** start of STORED DATA **

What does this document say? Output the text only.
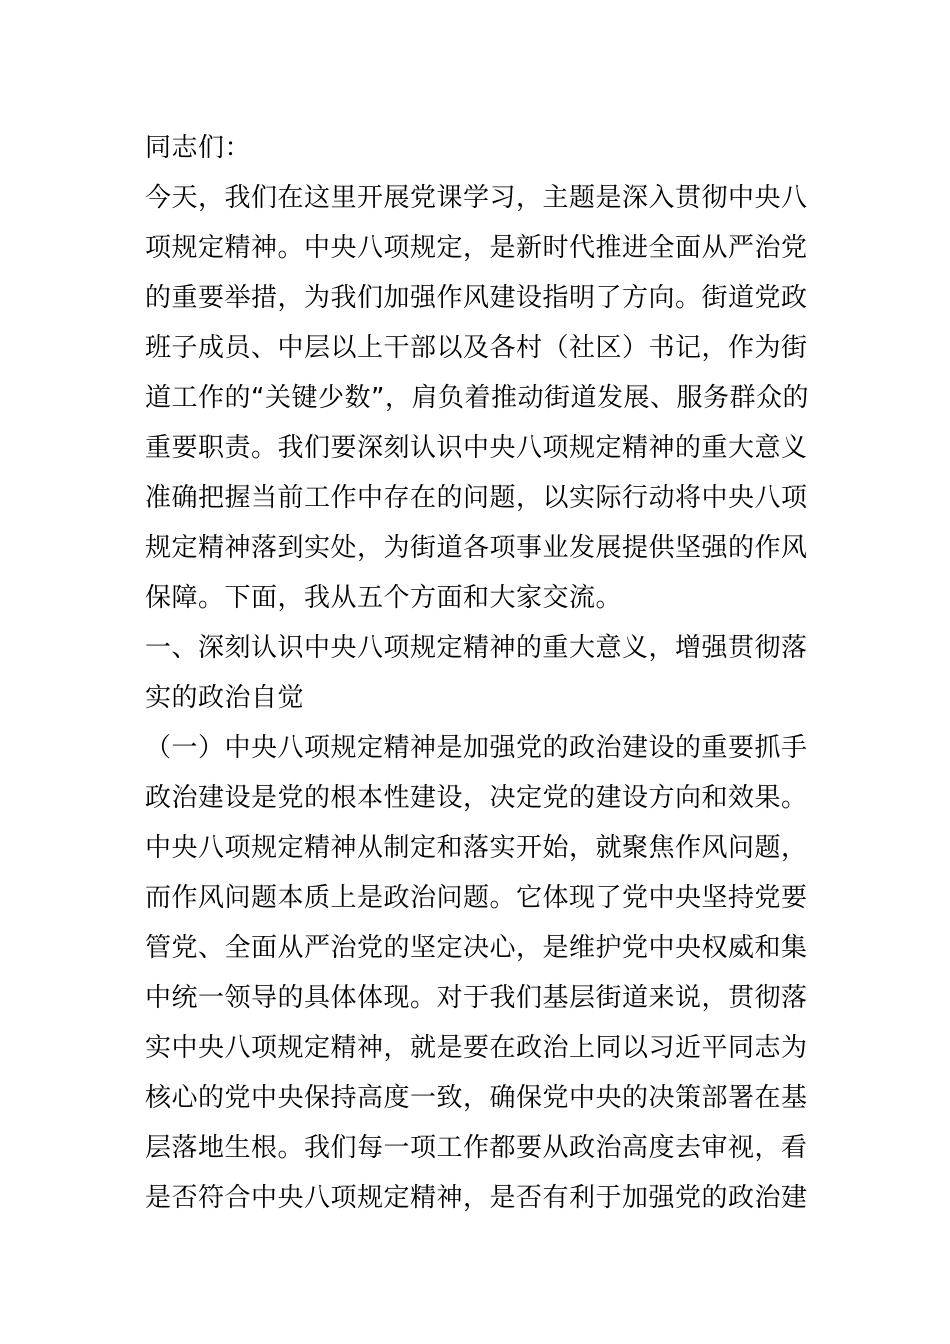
同志们：
今天，我们在这里开展党课学习，主题是深入贯彻中央八
项规定精神。中央八项规定，是新时代推进全面从严治党
的重要举措，为我们加强作风建设指明了方向。街道党政
班子成员、中层以上干部以及各村（社区）书记，作为街
道工作的“关键少数”，肩负着推动街道发展、服务群众的
重要职责。我们要深刻认识中央八项规定精神的重大意义
准确把握当前工作中存在的问题，以实际行动将中央八项
规定精神落到实处，为街道各项事业发展提供坚强的作风
保障。下面，我从五个方面和大家交流。
一、深刻认识中央八项规定精神的重大意义，增强贯彻落
实的政治自觉
（一）中央八项规定精神是加强党的政治建设的重要抓手
政治建设是党的根本性建设，决定党的建设方向和效果。
中央八项规定精神从制定和落实开始，就聚焦作风问题，
而作风问题本质上是政治问题。它体现了党中央坚持党要
管党、全面从严治党的坚定决心，是维护党中央权威和集
中统一领导的具体体现。对于我们基层街道来说，贯彻落
实中央八项规定精神，就是要在政治上同以习近平同志为
核心的党中央保持高度一致，确保党中央的决策部署在基
层落地生根。我们每一项工作都要从政治高度去审视，看
是否符合中央八项规定精神，是否有利于加强党的政治建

** end of STORED DATA **

> JOB: Copy the entries above faithfully and omit every image.

> CORRECT ANSWER:
What does this document say? Output the text only.
同志们：
今天，我们在这里开展党课学习，主题是深入贯彻中央八
项规定精神。中央八项规定，是新时代推进全面从严治党
的重要举措，为我们加强作风建设指明了方向。街道党政
班子成员、中层以上干部以及各村（社区）书记，作为街
道工作的“关键少数”，肩负着推动街道发展、服务群众的
重要职责。我们要深刻认识中央八项规定精神的重大意义
准确把握当前工作中存在的问题，以实际行动将中央八项
规定精神落到实处，为街道各项事业发展提供坚强的作风
保障。下面，我从五个方面和大家交流。
一、深刻认识中央八项规定精神的重大意义，增强贯彻落
实的政治自觉
（一）中央八项规定精神是加强党的政治建设的重要抓手
政治建设是党的根本性建设，决定党的建设方向和效果。
中央八项规定精神从制定和落实开始，就聚焦作风问题，
而作风问题本质上是政治问题。它体现了党中央坚持党要
管党、全面从严治党的坚定决心，是维护党中央权威和集
中统一领导的具体体现。对于我们基层街道来说，贯彻落
实中央八项规定精神，就是要在政治上同以习近平同志为
核心的党中央保持高度一致，确保党中央的决策部署在基
层落地生根。我们每一项工作都要从政治高度去审视，看
是否符合中央八项规定精神，是否有利于加强党的政治建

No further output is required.